> [Stored data]
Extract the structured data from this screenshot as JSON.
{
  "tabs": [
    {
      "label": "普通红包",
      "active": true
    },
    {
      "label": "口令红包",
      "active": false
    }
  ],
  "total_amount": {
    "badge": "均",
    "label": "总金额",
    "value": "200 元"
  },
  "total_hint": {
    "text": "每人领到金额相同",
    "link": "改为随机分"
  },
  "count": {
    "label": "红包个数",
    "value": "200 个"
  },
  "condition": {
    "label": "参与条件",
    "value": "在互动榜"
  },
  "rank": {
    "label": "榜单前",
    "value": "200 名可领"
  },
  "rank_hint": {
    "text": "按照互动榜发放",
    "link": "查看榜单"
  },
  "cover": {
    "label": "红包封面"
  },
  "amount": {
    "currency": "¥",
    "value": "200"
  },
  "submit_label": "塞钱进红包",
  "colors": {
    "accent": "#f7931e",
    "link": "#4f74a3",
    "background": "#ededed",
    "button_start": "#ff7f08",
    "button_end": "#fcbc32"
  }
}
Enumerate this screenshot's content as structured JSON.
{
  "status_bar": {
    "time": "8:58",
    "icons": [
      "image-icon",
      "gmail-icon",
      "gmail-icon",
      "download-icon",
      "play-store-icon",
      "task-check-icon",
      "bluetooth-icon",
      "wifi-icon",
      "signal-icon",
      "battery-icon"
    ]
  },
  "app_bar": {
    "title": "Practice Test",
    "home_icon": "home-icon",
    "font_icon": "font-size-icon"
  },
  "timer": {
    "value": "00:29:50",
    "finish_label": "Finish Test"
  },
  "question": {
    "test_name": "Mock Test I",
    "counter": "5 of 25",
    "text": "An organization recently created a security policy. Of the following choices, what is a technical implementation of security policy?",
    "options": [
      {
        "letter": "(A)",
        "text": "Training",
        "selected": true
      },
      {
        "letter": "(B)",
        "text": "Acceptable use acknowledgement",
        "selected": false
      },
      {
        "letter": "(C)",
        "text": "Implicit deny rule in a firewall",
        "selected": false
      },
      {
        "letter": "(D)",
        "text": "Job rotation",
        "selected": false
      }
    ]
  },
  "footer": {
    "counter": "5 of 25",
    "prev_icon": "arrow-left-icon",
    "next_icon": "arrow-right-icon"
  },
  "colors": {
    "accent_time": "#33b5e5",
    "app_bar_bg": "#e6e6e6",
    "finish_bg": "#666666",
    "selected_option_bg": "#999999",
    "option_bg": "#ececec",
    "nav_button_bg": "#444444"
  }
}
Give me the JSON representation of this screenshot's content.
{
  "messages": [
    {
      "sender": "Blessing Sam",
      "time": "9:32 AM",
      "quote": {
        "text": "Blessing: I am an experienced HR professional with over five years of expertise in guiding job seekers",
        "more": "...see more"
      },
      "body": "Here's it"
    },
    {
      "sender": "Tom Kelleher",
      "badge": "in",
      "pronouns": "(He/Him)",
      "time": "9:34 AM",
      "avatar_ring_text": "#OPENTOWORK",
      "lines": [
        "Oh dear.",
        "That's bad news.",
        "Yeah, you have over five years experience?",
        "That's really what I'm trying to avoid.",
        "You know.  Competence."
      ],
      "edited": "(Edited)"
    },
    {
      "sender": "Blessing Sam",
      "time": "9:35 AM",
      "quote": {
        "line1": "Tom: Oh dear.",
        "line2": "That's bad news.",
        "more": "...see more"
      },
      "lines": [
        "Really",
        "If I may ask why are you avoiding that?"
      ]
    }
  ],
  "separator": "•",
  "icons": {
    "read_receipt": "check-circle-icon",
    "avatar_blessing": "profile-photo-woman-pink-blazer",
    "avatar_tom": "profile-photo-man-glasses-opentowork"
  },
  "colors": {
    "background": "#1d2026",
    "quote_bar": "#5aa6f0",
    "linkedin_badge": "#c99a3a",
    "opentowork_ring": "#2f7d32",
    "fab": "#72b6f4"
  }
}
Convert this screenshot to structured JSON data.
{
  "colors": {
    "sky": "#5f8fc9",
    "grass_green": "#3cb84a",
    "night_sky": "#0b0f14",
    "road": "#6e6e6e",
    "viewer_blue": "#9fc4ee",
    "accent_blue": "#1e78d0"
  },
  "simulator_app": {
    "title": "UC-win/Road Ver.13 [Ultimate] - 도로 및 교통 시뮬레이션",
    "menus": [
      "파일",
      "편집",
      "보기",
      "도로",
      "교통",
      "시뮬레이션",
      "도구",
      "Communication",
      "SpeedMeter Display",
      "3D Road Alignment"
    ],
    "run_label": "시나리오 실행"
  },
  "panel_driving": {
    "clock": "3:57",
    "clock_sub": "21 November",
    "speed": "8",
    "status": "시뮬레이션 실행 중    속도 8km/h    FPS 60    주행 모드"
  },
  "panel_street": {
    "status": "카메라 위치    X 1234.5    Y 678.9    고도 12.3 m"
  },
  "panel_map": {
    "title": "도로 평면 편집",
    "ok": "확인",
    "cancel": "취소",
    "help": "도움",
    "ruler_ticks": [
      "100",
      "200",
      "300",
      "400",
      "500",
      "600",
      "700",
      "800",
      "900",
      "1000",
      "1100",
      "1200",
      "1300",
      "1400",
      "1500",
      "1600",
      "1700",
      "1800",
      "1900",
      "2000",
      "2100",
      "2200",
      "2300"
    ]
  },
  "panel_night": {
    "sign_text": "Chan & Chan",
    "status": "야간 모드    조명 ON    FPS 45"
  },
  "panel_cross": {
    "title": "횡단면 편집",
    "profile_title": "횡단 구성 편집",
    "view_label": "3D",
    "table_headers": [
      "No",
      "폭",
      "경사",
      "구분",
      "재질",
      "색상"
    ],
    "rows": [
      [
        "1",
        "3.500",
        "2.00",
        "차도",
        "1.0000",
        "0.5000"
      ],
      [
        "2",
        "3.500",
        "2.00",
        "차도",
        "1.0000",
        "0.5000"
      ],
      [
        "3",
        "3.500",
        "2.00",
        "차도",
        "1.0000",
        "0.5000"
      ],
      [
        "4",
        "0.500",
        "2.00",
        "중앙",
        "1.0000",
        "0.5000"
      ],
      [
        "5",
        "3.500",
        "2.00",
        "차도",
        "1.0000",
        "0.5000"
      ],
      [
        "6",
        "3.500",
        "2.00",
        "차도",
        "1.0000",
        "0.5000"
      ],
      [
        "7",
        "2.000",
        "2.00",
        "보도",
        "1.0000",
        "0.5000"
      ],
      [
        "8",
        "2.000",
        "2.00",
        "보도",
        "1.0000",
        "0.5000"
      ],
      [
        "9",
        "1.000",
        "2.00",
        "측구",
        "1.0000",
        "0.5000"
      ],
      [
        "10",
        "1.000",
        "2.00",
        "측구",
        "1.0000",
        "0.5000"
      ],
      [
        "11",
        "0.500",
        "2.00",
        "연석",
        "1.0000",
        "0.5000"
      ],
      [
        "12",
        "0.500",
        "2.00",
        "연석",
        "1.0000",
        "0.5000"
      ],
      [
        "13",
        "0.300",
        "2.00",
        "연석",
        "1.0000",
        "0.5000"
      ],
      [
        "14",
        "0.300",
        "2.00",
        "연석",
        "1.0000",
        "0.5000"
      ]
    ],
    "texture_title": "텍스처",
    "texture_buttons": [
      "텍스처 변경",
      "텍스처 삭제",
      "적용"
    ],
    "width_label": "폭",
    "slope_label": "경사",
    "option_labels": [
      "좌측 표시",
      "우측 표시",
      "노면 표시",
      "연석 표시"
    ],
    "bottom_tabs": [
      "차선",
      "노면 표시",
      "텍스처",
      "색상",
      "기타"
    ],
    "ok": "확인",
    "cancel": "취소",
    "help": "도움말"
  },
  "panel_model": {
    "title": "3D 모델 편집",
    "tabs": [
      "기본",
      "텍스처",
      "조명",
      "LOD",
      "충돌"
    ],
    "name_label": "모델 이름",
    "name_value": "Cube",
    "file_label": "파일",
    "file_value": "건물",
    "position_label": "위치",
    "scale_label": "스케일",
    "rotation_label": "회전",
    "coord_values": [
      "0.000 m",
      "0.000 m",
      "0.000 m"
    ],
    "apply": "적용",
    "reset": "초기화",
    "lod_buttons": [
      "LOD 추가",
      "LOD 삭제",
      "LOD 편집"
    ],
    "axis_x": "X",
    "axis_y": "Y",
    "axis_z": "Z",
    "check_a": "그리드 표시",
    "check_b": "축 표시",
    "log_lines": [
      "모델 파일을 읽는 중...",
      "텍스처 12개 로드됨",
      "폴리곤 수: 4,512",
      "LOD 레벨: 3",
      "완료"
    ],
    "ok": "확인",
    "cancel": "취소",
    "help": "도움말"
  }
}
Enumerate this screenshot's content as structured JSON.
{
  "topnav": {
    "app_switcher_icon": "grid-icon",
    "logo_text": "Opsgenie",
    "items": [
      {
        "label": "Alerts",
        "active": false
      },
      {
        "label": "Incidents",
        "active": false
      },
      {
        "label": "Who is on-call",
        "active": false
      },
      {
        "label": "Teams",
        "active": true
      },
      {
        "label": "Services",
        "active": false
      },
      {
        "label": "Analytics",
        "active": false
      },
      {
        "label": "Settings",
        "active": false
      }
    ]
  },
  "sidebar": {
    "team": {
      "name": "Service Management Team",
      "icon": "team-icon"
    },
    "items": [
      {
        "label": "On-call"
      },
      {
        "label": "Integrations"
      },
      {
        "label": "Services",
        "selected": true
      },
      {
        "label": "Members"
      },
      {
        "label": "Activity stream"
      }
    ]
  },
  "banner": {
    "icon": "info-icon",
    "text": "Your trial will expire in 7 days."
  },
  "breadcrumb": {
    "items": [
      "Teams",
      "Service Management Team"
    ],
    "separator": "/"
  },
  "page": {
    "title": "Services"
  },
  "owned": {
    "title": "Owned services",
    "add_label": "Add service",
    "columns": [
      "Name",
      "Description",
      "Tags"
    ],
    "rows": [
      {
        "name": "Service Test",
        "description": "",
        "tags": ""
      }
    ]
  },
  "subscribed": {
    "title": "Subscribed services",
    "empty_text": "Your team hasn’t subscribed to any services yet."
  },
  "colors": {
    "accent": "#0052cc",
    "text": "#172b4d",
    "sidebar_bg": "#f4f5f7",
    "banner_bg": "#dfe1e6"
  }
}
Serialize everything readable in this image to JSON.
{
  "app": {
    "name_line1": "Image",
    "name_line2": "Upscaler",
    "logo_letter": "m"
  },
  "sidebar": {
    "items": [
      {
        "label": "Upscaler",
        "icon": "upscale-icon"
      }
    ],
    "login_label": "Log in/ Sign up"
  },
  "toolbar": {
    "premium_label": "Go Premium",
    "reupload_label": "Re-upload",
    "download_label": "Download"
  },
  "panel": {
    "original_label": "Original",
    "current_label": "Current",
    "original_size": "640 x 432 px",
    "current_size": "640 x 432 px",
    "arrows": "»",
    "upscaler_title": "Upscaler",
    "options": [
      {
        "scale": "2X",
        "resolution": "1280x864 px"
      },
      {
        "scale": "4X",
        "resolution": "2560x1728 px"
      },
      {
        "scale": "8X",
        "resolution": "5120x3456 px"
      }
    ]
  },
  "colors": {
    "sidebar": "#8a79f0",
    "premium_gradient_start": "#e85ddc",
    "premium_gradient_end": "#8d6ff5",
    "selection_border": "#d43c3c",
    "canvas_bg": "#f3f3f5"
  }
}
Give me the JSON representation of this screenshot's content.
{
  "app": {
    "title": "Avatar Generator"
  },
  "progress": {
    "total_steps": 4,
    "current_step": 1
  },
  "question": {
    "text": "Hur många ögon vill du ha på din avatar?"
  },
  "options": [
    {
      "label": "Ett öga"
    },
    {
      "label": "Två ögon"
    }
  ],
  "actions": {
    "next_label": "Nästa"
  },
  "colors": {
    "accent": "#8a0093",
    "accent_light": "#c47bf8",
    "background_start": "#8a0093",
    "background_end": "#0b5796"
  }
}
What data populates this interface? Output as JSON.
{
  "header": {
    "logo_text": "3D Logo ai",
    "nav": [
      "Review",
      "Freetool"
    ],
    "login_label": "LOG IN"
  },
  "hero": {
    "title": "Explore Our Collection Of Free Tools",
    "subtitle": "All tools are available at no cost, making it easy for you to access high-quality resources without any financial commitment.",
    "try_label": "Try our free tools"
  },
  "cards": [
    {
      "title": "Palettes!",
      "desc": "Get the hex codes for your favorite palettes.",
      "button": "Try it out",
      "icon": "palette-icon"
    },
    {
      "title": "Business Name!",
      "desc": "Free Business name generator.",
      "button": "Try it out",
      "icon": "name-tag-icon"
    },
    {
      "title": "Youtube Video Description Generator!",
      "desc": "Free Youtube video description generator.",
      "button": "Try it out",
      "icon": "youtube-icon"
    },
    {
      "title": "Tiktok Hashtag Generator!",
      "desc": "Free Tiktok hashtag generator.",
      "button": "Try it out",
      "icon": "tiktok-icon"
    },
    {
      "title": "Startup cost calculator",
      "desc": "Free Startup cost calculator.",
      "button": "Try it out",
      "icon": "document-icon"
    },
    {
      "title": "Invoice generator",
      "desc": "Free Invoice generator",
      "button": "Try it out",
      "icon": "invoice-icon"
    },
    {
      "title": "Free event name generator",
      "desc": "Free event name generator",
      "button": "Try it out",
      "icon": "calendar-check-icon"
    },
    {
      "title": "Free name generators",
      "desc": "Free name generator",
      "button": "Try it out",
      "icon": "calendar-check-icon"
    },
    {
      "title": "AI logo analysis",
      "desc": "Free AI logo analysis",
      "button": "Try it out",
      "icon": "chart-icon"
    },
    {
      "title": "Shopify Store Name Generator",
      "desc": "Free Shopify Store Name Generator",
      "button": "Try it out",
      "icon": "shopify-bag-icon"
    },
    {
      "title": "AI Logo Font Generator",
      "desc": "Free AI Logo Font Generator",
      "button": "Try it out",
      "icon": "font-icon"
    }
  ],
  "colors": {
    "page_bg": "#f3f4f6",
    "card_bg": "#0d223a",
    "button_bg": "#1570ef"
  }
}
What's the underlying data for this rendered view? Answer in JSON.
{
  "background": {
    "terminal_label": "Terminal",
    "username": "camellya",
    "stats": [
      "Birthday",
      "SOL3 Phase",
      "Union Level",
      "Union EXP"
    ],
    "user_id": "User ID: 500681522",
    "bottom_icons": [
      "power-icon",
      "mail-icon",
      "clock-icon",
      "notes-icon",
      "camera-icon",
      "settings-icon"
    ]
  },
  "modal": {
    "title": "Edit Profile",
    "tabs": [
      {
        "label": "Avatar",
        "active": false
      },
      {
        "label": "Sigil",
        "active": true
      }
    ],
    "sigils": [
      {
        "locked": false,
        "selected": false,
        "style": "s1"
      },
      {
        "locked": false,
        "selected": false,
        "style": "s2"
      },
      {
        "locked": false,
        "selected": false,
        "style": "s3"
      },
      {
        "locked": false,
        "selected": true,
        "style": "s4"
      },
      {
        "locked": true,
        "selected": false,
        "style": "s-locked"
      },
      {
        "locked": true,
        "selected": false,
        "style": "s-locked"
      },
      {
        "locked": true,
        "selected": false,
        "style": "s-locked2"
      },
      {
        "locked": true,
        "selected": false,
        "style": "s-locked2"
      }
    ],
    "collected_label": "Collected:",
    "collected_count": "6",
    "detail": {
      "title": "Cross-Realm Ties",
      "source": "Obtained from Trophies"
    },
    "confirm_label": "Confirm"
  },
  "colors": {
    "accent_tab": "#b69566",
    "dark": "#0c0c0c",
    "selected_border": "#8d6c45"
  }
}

> [Directions] Go through the listing above and pull out each line containing the word "Startup".

> [Task output]
      "title": "Startup cost calculator",
      "desc": "Free Startup cost calculator.",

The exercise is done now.